Task inputs
_ _ _ _ _ _ _

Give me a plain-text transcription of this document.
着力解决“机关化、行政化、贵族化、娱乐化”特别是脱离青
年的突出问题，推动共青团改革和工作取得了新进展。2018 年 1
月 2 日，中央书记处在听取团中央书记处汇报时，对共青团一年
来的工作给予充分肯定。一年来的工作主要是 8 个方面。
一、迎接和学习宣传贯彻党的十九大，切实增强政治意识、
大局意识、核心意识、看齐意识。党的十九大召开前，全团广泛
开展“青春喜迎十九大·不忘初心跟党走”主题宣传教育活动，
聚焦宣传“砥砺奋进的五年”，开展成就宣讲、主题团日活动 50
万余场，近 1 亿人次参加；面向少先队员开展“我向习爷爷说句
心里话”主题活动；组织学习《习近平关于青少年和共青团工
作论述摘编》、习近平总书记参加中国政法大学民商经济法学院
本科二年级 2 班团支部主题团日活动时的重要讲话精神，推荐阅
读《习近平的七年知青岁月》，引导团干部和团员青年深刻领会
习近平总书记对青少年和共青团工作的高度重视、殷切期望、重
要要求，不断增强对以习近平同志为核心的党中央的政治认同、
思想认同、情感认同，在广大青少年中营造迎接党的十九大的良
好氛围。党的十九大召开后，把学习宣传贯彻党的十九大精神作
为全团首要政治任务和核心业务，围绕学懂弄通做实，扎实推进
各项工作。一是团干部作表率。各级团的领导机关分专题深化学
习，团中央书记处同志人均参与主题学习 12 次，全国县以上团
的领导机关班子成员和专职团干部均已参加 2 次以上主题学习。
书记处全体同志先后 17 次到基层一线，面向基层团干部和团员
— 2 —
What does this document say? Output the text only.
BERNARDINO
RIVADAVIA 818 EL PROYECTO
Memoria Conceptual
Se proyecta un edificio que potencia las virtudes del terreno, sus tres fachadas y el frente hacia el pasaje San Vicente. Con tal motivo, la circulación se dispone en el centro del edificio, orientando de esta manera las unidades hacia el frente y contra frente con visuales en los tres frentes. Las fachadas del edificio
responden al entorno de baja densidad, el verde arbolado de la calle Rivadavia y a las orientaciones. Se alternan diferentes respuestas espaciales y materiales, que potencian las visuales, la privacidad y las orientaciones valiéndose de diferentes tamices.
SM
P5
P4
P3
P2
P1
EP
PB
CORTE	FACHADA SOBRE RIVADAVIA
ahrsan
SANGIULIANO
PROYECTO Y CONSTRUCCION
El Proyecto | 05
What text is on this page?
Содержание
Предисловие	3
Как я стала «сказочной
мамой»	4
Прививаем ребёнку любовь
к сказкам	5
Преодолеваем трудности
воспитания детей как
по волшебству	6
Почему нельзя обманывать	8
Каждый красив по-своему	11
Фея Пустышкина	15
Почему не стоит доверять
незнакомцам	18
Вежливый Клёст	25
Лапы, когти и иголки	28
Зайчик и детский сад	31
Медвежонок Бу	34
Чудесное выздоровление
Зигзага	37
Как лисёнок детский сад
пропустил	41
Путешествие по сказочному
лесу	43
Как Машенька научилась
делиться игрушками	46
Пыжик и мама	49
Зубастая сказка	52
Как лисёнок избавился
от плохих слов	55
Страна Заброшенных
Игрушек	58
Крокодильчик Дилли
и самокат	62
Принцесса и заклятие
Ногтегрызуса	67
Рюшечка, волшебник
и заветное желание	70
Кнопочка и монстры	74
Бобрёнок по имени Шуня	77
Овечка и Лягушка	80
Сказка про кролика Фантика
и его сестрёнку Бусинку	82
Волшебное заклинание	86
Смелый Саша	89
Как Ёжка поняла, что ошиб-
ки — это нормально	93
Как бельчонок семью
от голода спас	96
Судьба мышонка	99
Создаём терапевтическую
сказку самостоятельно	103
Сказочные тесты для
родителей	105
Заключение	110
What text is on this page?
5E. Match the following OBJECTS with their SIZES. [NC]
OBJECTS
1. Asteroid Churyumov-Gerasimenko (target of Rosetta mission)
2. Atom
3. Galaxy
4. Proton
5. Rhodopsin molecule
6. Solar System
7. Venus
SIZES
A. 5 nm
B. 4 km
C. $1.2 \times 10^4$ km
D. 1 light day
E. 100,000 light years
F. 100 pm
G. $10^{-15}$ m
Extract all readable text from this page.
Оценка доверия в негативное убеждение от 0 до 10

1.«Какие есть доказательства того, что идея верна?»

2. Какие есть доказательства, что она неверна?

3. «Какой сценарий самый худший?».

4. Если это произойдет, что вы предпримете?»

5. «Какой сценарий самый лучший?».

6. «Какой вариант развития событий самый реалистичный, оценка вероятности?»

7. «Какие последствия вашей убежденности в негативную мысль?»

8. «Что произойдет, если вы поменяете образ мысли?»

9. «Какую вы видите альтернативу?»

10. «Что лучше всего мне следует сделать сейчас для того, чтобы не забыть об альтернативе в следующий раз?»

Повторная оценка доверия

_ _ _ _ _ _ _

Exercise brief
Wherever a line in the data above holds "this", copy that line.

Complete response
Give me a plain-text transcription of this document.
What does this document say? Output the text only.
What text is on this page?
What text is on this page?
Extract all readable text from this page.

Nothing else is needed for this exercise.